▶ [Work instructions]: Tally the lines holding the word "this" and state the count by itself.

— BEGIN Data provided —

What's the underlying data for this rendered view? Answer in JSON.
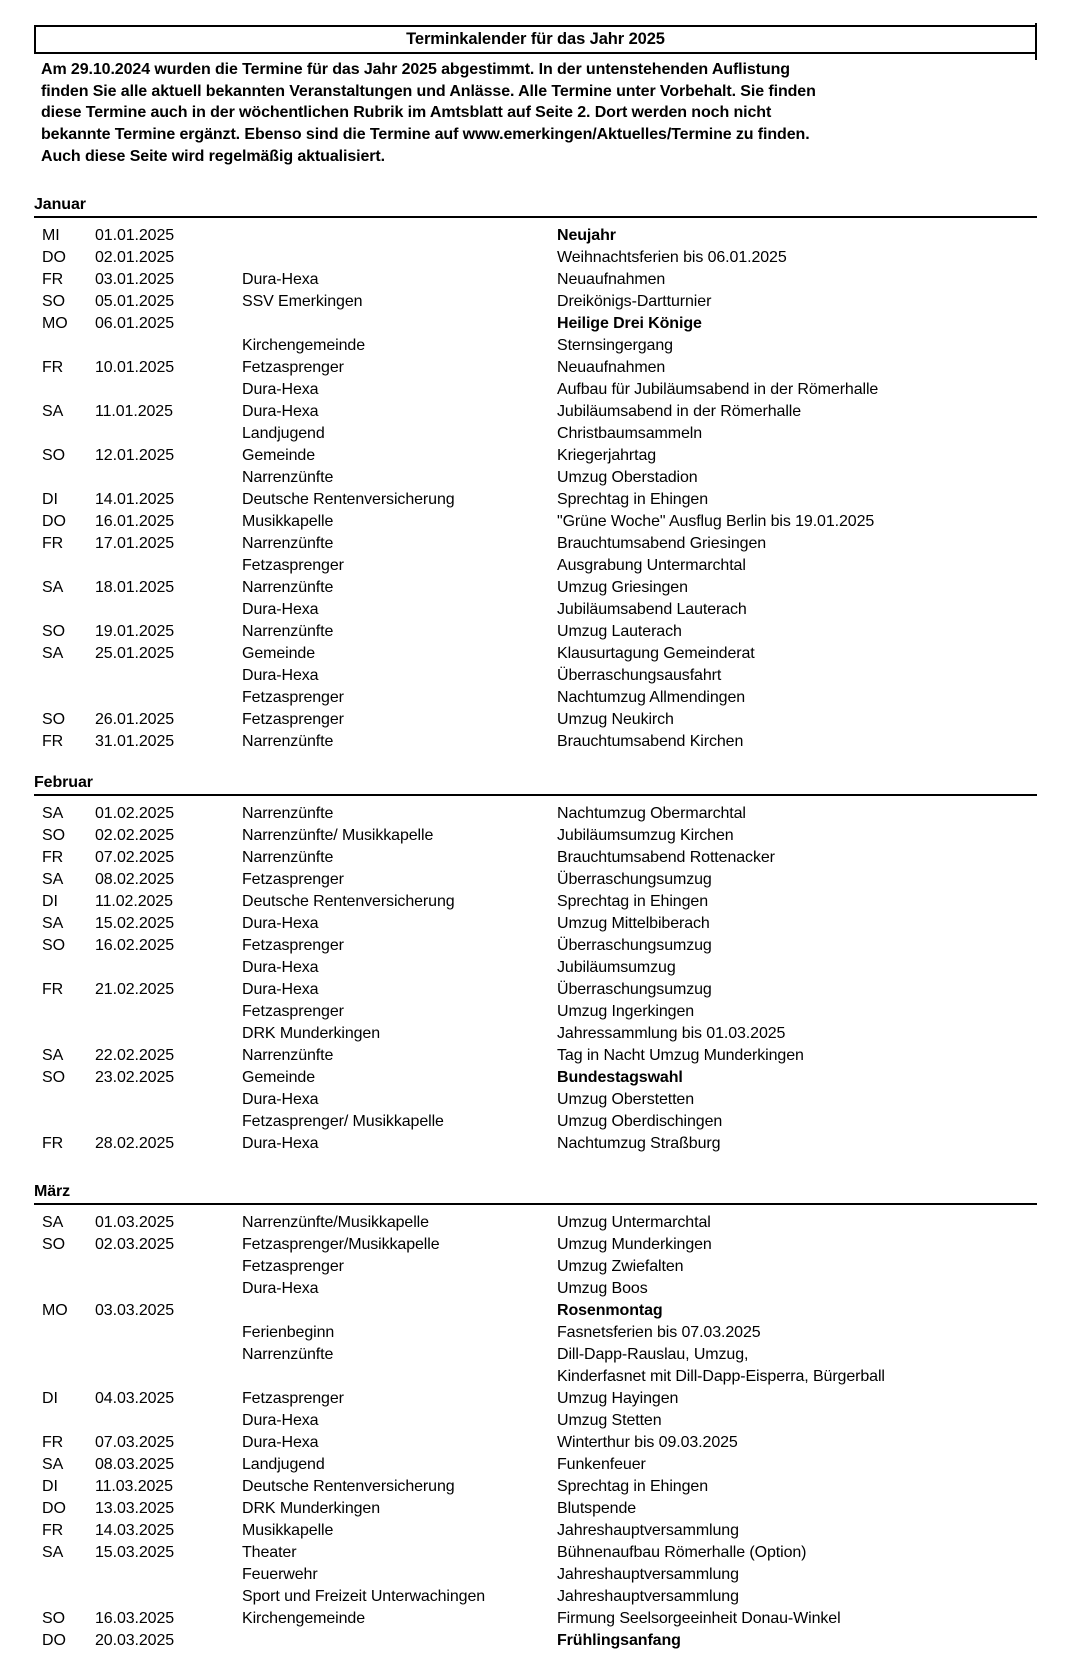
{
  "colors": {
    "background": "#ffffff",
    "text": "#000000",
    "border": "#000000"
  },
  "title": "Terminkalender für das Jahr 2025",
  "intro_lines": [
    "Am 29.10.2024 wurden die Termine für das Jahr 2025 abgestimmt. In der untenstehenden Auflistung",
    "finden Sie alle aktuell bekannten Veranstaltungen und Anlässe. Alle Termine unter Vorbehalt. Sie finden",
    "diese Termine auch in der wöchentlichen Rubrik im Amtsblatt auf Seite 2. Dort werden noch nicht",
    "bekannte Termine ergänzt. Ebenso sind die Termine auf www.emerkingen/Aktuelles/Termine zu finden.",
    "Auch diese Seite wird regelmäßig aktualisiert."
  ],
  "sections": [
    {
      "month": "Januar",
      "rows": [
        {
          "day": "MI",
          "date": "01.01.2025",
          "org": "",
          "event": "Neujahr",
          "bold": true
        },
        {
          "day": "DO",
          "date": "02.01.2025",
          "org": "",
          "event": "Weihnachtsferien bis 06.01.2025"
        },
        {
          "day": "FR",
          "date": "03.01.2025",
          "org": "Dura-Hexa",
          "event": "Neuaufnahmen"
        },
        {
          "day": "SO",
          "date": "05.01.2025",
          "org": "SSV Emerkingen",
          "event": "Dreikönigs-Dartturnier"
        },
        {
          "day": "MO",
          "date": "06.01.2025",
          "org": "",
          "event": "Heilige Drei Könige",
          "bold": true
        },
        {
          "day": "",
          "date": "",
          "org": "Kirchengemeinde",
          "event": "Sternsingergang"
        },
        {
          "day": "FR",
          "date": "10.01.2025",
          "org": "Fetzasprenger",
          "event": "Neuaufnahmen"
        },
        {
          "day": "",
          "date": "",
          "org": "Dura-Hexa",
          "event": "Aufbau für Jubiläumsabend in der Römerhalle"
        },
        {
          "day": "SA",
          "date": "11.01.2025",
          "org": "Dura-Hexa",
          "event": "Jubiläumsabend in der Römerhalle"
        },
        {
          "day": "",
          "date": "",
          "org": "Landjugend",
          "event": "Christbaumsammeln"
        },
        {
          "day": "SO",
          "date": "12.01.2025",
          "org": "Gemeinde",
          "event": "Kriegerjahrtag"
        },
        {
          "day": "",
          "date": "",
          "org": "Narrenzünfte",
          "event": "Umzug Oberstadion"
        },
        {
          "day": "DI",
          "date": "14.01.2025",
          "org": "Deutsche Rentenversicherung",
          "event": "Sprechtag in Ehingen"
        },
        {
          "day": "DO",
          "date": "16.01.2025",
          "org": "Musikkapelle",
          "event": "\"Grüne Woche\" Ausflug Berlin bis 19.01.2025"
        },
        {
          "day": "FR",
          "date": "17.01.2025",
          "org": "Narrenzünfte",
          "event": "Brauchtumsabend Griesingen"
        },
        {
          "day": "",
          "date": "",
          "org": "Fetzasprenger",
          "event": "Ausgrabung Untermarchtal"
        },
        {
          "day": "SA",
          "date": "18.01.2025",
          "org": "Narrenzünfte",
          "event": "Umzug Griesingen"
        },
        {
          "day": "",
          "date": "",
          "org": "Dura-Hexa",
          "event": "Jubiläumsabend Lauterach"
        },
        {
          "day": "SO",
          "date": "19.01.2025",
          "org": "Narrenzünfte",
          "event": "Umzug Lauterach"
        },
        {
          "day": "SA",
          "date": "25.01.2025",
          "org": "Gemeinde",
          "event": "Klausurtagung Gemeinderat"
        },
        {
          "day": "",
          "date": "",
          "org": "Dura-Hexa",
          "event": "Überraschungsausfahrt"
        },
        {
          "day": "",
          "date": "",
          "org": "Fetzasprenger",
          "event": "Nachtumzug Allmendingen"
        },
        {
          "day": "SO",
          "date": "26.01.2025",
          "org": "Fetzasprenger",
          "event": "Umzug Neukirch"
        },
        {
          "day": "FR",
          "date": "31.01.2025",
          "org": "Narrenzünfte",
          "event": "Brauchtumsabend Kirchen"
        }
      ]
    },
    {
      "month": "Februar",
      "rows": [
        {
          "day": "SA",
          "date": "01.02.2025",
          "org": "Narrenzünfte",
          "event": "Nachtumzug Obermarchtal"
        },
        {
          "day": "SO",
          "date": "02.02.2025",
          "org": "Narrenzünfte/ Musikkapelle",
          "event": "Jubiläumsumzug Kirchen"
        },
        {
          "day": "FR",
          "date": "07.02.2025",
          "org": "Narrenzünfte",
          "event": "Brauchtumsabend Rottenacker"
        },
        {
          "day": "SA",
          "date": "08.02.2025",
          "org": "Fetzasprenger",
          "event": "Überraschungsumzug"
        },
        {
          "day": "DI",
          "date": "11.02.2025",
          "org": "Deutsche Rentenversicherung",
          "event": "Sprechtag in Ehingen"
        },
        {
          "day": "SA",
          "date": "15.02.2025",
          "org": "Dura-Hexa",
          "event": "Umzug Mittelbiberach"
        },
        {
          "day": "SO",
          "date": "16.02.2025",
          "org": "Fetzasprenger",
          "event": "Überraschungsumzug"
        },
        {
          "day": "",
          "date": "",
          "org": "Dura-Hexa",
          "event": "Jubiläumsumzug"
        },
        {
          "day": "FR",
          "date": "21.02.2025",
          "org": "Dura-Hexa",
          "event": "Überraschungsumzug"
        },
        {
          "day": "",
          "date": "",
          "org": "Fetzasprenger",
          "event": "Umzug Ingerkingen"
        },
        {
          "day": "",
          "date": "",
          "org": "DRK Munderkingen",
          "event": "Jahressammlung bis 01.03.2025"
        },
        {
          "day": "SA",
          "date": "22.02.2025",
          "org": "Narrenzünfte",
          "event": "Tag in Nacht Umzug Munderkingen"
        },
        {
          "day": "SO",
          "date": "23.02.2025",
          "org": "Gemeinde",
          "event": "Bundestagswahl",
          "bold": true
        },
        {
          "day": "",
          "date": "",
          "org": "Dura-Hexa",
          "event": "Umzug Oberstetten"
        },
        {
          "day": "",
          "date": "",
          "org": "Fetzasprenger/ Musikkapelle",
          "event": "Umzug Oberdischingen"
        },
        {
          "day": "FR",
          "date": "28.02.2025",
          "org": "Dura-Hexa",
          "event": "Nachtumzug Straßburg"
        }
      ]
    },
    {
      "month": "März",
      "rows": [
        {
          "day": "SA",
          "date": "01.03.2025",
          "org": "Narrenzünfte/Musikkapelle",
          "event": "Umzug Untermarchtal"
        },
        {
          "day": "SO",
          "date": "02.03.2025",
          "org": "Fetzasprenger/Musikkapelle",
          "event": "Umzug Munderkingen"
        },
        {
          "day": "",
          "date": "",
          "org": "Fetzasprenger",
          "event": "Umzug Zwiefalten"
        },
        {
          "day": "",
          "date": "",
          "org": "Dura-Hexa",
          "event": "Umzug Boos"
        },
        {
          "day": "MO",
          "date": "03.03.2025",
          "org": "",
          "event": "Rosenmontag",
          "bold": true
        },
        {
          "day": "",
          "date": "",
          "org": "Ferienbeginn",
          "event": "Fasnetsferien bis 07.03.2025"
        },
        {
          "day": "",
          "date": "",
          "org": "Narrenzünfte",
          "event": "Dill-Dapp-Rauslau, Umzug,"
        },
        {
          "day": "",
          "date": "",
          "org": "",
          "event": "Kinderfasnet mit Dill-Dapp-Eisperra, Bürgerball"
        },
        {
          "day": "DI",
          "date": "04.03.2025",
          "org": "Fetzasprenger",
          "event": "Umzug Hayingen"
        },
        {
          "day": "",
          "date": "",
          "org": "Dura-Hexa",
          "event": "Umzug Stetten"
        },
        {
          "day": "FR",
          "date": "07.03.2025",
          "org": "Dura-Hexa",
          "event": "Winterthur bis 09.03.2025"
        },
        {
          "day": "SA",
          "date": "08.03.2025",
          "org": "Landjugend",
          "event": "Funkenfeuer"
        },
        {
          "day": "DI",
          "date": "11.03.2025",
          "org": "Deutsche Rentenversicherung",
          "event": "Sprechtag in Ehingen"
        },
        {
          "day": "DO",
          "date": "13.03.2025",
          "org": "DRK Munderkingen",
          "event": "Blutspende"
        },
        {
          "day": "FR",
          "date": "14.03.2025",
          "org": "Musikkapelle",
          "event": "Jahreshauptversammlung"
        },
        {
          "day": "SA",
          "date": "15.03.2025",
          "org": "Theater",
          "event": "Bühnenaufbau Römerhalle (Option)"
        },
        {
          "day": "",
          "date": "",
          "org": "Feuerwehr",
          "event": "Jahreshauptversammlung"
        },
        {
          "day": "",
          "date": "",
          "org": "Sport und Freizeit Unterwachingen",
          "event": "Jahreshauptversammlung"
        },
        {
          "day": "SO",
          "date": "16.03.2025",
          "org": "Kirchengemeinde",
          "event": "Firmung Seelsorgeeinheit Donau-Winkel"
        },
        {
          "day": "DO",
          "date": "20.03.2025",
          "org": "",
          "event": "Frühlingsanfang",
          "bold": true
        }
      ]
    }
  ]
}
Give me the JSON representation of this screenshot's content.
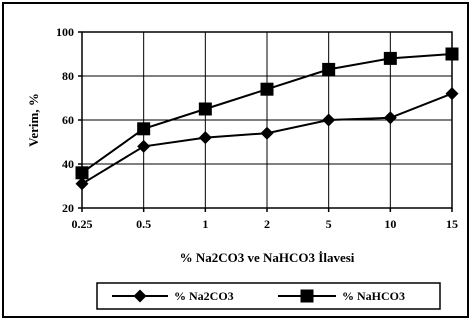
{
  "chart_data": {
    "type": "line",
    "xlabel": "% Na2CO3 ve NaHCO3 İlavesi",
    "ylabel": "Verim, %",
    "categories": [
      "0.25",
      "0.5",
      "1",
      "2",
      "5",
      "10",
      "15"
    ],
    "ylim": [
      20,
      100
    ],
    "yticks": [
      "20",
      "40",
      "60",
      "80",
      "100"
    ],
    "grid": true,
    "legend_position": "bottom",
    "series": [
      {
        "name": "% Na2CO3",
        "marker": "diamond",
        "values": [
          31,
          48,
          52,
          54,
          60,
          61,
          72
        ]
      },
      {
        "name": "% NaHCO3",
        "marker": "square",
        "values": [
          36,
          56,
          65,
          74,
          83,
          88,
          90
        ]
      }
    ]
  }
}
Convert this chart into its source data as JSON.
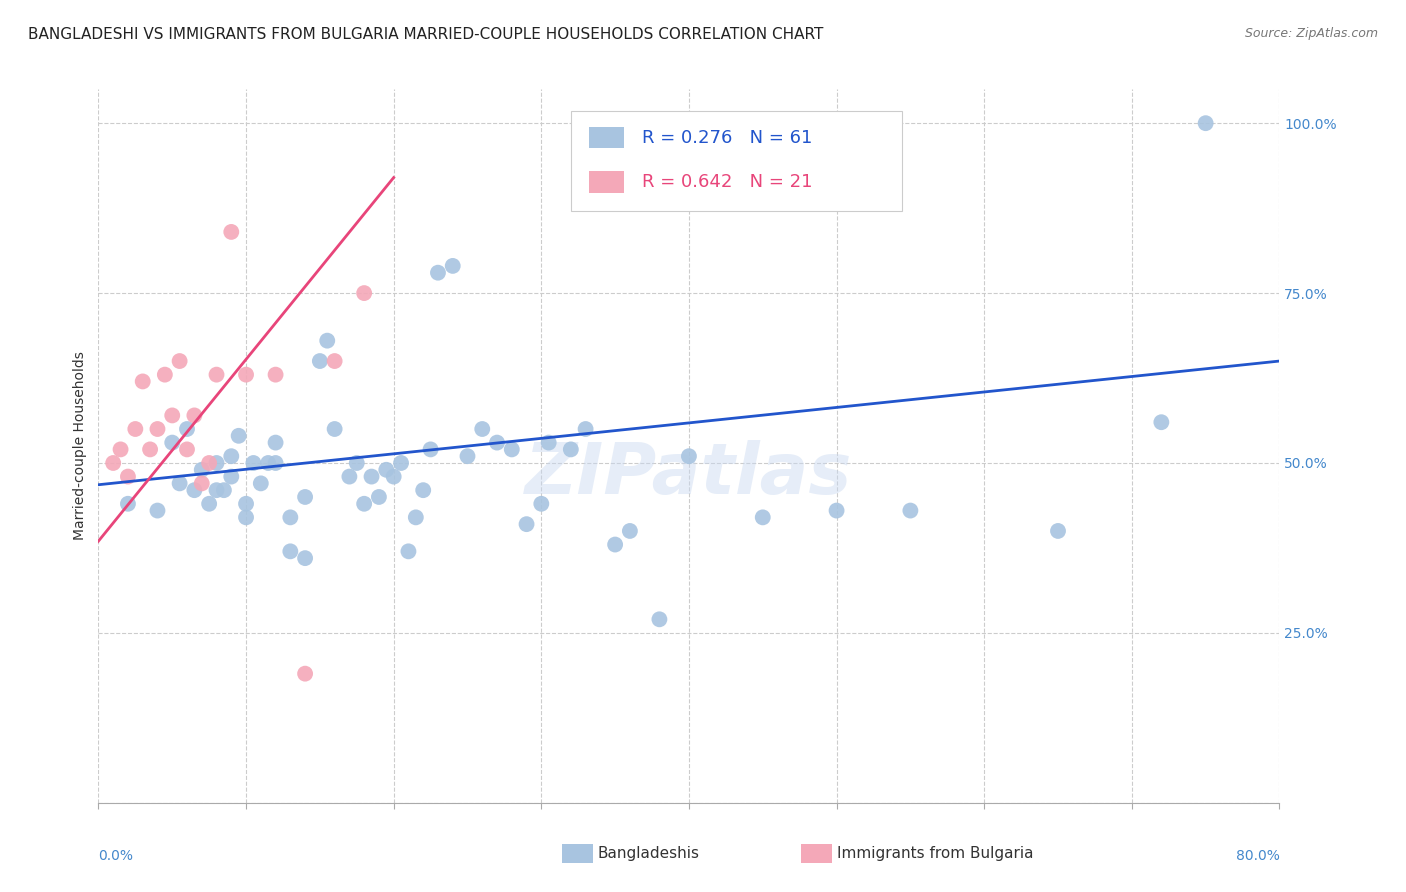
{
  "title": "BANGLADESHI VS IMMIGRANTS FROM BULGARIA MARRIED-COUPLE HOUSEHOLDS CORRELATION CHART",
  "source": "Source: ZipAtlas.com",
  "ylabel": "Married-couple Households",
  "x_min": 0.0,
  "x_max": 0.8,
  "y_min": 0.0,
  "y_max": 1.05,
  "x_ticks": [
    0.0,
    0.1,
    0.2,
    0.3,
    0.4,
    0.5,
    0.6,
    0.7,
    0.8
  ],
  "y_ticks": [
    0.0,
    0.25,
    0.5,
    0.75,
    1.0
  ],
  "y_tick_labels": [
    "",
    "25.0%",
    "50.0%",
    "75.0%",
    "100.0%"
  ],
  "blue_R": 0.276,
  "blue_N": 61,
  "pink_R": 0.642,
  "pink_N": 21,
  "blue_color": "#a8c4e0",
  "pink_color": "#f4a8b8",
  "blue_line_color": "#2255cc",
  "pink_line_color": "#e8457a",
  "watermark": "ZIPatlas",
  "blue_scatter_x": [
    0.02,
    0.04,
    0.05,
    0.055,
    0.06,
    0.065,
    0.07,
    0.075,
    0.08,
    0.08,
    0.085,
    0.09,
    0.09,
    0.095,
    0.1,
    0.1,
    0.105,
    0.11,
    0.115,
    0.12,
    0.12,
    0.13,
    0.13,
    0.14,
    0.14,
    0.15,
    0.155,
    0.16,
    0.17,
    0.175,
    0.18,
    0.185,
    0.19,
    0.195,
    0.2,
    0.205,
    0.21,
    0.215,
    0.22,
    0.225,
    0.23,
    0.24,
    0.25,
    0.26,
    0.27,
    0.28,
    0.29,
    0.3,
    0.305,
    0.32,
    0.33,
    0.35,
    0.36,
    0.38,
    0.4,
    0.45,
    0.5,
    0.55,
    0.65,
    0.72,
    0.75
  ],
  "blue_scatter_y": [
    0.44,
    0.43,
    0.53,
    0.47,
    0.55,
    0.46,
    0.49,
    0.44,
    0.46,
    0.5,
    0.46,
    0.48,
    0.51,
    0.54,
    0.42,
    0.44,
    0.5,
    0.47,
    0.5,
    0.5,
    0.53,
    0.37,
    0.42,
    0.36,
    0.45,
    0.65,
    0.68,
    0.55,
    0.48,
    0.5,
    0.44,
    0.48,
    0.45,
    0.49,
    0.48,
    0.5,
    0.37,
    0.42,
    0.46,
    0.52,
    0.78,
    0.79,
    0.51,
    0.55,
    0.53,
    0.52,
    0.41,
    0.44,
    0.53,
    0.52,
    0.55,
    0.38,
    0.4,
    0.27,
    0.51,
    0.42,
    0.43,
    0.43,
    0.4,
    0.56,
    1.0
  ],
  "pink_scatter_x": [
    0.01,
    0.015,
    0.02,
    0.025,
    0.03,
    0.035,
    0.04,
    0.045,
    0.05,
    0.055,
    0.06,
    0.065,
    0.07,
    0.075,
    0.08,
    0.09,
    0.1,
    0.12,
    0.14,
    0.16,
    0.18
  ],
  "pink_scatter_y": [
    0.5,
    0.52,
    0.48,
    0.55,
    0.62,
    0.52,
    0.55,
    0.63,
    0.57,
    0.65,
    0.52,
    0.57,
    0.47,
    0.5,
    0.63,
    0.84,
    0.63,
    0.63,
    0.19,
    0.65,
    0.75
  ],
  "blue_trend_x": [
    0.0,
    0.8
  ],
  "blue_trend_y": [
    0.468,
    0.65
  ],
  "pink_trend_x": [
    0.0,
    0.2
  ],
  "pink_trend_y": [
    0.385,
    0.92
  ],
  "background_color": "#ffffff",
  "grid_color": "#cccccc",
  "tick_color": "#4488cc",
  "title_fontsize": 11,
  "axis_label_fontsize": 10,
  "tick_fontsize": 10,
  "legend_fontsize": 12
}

— END Data provided —

▶ [Task response]: 3